→ Record set
— Begin —

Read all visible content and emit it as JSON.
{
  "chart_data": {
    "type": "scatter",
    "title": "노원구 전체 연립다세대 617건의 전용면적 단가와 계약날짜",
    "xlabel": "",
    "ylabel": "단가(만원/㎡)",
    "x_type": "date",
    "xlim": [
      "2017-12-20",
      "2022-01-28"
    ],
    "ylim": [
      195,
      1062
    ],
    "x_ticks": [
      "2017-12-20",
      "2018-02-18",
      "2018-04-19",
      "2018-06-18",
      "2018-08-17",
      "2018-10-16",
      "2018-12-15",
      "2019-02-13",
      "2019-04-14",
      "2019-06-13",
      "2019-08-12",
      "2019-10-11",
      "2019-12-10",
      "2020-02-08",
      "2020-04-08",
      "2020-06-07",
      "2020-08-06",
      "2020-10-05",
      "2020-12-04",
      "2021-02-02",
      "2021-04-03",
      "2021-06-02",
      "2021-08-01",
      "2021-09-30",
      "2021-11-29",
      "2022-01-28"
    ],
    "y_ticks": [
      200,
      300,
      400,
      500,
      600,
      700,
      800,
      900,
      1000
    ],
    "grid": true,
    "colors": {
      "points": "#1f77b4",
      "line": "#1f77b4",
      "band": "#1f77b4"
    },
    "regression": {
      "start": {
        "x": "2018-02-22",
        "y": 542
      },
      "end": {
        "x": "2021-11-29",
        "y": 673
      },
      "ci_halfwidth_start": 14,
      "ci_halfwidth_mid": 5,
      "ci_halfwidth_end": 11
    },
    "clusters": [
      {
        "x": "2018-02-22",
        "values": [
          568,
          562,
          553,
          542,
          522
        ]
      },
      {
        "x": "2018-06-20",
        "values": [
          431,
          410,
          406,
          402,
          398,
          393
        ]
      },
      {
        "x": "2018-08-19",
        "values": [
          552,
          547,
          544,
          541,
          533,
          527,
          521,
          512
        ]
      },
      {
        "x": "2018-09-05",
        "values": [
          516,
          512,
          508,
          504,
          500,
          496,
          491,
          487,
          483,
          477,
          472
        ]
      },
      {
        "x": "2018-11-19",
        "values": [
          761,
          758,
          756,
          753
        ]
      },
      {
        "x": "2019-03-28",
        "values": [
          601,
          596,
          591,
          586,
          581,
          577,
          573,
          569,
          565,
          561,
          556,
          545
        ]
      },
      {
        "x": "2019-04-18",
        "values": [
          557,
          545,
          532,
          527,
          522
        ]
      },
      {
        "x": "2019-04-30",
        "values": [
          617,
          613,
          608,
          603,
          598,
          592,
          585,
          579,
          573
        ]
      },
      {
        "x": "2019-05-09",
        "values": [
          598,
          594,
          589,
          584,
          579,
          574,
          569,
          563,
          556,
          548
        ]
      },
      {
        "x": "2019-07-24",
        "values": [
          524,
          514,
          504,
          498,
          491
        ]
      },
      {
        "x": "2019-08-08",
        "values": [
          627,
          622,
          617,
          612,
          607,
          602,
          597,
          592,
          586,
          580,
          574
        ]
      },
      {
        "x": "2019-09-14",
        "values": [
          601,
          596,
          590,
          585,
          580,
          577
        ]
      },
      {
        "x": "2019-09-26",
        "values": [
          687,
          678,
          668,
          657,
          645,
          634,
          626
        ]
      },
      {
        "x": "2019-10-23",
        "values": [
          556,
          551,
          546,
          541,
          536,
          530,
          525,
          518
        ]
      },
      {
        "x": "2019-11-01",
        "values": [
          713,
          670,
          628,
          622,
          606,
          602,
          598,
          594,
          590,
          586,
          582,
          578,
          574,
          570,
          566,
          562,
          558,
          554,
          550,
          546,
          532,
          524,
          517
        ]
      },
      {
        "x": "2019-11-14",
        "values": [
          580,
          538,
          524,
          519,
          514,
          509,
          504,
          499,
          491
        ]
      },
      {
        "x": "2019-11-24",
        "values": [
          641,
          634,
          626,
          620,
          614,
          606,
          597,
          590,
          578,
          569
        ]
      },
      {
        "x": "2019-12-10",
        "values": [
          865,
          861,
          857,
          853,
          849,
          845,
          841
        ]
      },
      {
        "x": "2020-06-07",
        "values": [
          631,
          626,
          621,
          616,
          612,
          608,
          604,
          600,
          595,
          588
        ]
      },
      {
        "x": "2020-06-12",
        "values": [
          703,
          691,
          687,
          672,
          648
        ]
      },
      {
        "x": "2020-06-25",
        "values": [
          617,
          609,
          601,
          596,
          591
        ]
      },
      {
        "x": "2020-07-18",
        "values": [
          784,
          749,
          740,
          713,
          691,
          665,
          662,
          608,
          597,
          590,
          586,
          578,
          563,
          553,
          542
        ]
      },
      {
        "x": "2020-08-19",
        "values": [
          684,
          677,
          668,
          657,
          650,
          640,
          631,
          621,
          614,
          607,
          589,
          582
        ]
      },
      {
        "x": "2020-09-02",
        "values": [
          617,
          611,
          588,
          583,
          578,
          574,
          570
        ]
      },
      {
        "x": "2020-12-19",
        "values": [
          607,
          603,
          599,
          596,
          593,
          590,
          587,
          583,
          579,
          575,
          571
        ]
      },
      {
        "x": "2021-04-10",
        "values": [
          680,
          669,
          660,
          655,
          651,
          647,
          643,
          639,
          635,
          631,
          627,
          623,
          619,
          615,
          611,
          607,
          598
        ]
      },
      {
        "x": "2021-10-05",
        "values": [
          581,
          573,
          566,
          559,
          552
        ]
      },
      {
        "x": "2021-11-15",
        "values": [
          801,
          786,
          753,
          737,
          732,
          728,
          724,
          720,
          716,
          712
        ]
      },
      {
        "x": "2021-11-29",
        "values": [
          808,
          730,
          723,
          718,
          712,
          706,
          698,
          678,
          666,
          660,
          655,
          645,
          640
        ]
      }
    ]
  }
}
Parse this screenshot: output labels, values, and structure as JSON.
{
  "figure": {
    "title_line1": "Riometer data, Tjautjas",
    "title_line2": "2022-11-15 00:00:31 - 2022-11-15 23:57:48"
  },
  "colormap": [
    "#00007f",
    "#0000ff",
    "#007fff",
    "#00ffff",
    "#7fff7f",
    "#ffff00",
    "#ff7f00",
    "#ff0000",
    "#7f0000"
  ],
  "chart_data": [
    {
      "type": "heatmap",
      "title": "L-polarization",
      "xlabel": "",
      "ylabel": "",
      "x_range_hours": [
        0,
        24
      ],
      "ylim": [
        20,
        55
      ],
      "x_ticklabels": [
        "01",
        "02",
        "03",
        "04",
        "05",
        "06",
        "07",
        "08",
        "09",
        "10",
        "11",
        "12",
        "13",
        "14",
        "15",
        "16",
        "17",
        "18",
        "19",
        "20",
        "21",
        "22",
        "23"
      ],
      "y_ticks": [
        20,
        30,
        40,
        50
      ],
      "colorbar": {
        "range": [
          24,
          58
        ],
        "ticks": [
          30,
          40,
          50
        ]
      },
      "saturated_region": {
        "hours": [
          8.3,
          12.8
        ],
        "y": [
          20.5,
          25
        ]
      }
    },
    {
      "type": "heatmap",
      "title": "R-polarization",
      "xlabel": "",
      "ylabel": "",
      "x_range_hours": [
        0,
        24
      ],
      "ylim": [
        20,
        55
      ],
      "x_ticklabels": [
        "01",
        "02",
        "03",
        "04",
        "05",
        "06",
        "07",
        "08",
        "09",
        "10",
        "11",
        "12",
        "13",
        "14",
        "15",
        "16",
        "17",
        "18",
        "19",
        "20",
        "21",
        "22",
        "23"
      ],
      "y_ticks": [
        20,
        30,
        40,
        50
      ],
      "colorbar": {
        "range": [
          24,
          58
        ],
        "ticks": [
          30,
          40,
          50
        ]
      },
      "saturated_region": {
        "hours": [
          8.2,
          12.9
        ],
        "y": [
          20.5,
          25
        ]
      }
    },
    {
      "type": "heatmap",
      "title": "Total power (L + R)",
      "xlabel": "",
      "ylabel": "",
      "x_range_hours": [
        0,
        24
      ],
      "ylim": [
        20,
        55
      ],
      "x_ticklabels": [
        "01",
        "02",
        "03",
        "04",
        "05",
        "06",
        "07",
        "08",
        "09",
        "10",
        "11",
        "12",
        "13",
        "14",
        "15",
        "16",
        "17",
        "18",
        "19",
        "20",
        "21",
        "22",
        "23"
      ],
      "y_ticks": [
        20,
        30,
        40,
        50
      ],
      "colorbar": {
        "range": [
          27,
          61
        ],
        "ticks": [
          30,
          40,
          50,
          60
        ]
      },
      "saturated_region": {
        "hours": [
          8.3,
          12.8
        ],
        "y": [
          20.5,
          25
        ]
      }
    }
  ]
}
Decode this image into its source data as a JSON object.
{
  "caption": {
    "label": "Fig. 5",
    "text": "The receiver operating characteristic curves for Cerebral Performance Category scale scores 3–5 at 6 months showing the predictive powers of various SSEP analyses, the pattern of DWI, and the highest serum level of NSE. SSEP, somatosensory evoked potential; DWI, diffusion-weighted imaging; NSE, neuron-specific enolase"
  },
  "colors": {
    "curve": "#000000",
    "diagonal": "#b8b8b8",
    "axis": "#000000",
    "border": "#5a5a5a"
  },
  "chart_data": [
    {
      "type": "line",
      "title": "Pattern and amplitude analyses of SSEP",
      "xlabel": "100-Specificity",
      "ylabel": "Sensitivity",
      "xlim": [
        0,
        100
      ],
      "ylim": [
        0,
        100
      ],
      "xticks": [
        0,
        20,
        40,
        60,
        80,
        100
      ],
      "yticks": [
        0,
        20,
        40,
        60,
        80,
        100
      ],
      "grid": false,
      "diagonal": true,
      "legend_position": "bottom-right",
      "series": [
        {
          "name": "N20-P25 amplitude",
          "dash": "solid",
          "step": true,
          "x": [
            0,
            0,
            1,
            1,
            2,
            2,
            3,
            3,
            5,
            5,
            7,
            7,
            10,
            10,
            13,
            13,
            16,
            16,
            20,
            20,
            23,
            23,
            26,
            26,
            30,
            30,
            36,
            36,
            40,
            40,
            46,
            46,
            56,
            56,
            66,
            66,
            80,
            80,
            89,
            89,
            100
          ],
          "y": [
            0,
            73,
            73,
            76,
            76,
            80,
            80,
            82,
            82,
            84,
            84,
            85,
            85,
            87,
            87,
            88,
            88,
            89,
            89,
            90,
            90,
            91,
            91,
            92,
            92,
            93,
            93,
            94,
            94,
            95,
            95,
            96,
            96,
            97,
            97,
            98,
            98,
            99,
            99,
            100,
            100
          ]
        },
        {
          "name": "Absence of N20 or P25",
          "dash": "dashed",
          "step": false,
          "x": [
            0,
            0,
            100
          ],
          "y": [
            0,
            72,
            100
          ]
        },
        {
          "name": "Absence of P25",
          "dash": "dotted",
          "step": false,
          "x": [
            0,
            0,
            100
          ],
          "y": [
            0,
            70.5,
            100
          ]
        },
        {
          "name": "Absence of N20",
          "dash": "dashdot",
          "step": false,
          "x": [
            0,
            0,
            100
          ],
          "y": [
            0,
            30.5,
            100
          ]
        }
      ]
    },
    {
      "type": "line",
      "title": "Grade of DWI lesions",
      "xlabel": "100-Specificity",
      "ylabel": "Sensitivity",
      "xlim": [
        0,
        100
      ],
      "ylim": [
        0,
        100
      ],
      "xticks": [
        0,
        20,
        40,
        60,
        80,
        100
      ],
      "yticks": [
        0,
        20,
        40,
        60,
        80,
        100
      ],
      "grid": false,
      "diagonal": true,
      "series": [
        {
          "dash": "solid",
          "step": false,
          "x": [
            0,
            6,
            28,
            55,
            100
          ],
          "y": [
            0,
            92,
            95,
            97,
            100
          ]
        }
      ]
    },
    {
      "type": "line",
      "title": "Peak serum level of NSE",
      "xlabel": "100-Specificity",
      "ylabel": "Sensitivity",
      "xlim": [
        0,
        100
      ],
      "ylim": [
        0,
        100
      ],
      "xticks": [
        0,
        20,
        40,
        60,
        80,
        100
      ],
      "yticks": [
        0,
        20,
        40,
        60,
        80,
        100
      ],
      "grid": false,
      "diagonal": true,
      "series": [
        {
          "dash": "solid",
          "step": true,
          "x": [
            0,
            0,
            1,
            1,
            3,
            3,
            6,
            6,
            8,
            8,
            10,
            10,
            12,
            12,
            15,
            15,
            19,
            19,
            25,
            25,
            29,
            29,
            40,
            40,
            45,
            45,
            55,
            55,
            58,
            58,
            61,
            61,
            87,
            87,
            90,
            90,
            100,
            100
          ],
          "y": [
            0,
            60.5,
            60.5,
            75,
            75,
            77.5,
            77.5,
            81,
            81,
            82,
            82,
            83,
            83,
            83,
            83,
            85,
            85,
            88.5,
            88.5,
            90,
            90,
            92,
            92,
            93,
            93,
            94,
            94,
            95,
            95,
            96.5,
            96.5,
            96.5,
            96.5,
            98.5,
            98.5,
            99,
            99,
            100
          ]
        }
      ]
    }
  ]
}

— End —

→ The request
Pick out each line above that includes "serum" and show it.

→ Response to this task
    "text": "The receiver operating characteristic curves for Cerebral Performance Category scale scores 3–5 at 6 months showing the predictive powers of various SSEP analyses, the pattern of DWI, and the highest serum level of NSE. SSEP, somatosensory evoked potential; DWI, diffusion-weighted imaging; NSE, neuron-specific enolase"
      "title": "Peak serum level of NSE",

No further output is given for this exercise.